Requirements
Your task is to copy each line that has the word "Zeitausgleich".
_ _ _ _ _
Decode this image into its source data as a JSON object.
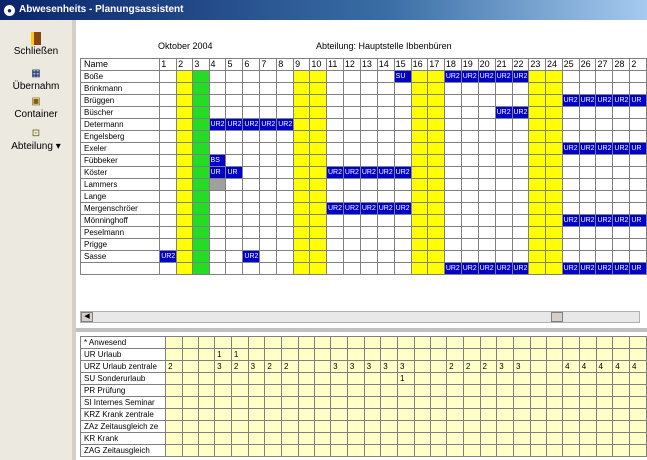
{
  "window": {
    "title": "Abwesenheits - Planungsassistent"
  },
  "toolbar": {
    "close_label": "Schließen",
    "apply_label": "Übernahm",
    "container_label": "Container",
    "department_label": "Abteilung"
  },
  "header": {
    "month": "Oktober 2004",
    "department": "Abteilung:  Hauptstelle Ibbenbüren",
    "name_col": "Name"
  },
  "days": [
    "1",
    "2",
    "3",
    "4",
    "5",
    "6",
    "7",
    "8",
    "9",
    "10",
    "11",
    "12",
    "13",
    "14",
    "15",
    "16",
    "17",
    "18",
    "19",
    "20",
    "21",
    "22",
    "23",
    "24",
    "25",
    "26",
    "27",
    "28",
    "2"
  ],
  "colors": {
    "weekend": "#ffff00",
    "holiday": "#22dd22",
    "absence": "#0000c8",
    "summary_bg": "#ffffc8"
  },
  "employees": [
    {
      "name": "Boße",
      "entries": {
        "15": "SU",
        "18": "UR2",
        "19": "UR2",
        "20": "UR2",
        "21": "UR2",
        "22": "UR2"
      }
    },
    {
      "name": "Brinkmann",
      "entries": {}
    },
    {
      "name": "Brüggen",
      "entries": {
        "25": "UR2",
        "26": "UR2",
        "27": "UR2",
        "28": "UR2",
        "29": "UR"
      }
    },
    {
      "name": "Büscher",
      "entries": {
        "21": "UR2",
        "22": "UR2"
      }
    },
    {
      "name": "Determann",
      "entries": {
        "4": "UR2",
        "5": "UR2",
        "6": "UR2",
        "7": "UR2",
        "8": "UR2"
      }
    },
    {
      "name": "Engelsberg",
      "entries": {}
    },
    {
      "name": "Exeler",
      "entries": {
        "25": "UR2",
        "26": "UR2",
        "27": "UR2",
        "28": "UR2",
        "29": "UR"
      }
    },
    {
      "name": "Fübbeker",
      "entries": {
        "4": "BS"
      }
    },
    {
      "name": "Köster",
      "entries": {
        "4": "UR",
        "5": "UR",
        "11": "UR2",
        "12": "UR2",
        "13": "UR2",
        "14": "UR2",
        "15": "UR2"
      }
    },
    {
      "name": "Lammers",
      "entries": {
        "4": "#gray"
      }
    },
    {
      "name": "Lange",
      "entries": {}
    },
    {
      "name": "Mergenschröer",
      "entries": {
        "11": "UR2",
        "12": "UR2",
        "13": "UR2",
        "14": "UR2",
        "15": "UR2"
      }
    },
    {
      "name": "Mönninghoff",
      "entries": {
        "25": "UR2",
        "26": "UR2",
        "27": "UR2",
        "28": "UR2",
        "29": "UR"
      }
    },
    {
      "name": "Peselmann",
      "entries": {}
    },
    {
      "name": "Prigge",
      "entries": {}
    },
    {
      "name": "Sasse",
      "entries": {
        "1": "UR2",
        "6": "UR2"
      }
    },
    {
      "name": "",
      "entries": {
        "18": "UR2",
        "19": "UR2",
        "20": "UR2",
        "21": "UR2",
        "22": "UR2",
        "25": "UR2",
        "26": "UR2",
        "27": "UR2",
        "28": "UR2",
        "29": "UR"
      }
    }
  ],
  "summary": [
    {
      "name": "* Anwesend",
      "values": {}
    },
    {
      "name": "UR Urlaub",
      "values": {
        "4": "1",
        "5": "1"
      }
    },
    {
      "name": "URZ Urlaub zentrale",
      "values": {
        "1": "2",
        "4": "3",
        "5": "2",
        "6": "3",
        "7": "2",
        "8": "2",
        "11": "3",
        "12": "3",
        "13": "3",
        "14": "3",
        "15": "3",
        "18": "2",
        "19": "2",
        "20": "2",
        "21": "3",
        "22": "3",
        "25": "4",
        "26": "4",
        "27": "4",
        "28": "4",
        "29": "4"
      }
    },
    {
      "name": "SU Sonderurlaub",
      "values": {
        "15": "1"
      }
    },
    {
      "name": "PR Prüfung",
      "values": {}
    },
    {
      "name": "SI Internes Seminar",
      "values": {}
    },
    {
      "name": "KRZ Krank zentrale",
      "values": {}
    },
    {
      "name": "ZAz Zeitausgleich ze",
      "values": {}
    },
    {
      "name": "KR Krank",
      "values": {}
    },
    {
      "name": "ZAG Zeitausgleich",
      "values": {}
    }
  ]
}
_ _ _ _ _
Answer to the task
      "name": "ZAz Zeitausgleich ze",
      "name": "ZAG Zeitausgleich",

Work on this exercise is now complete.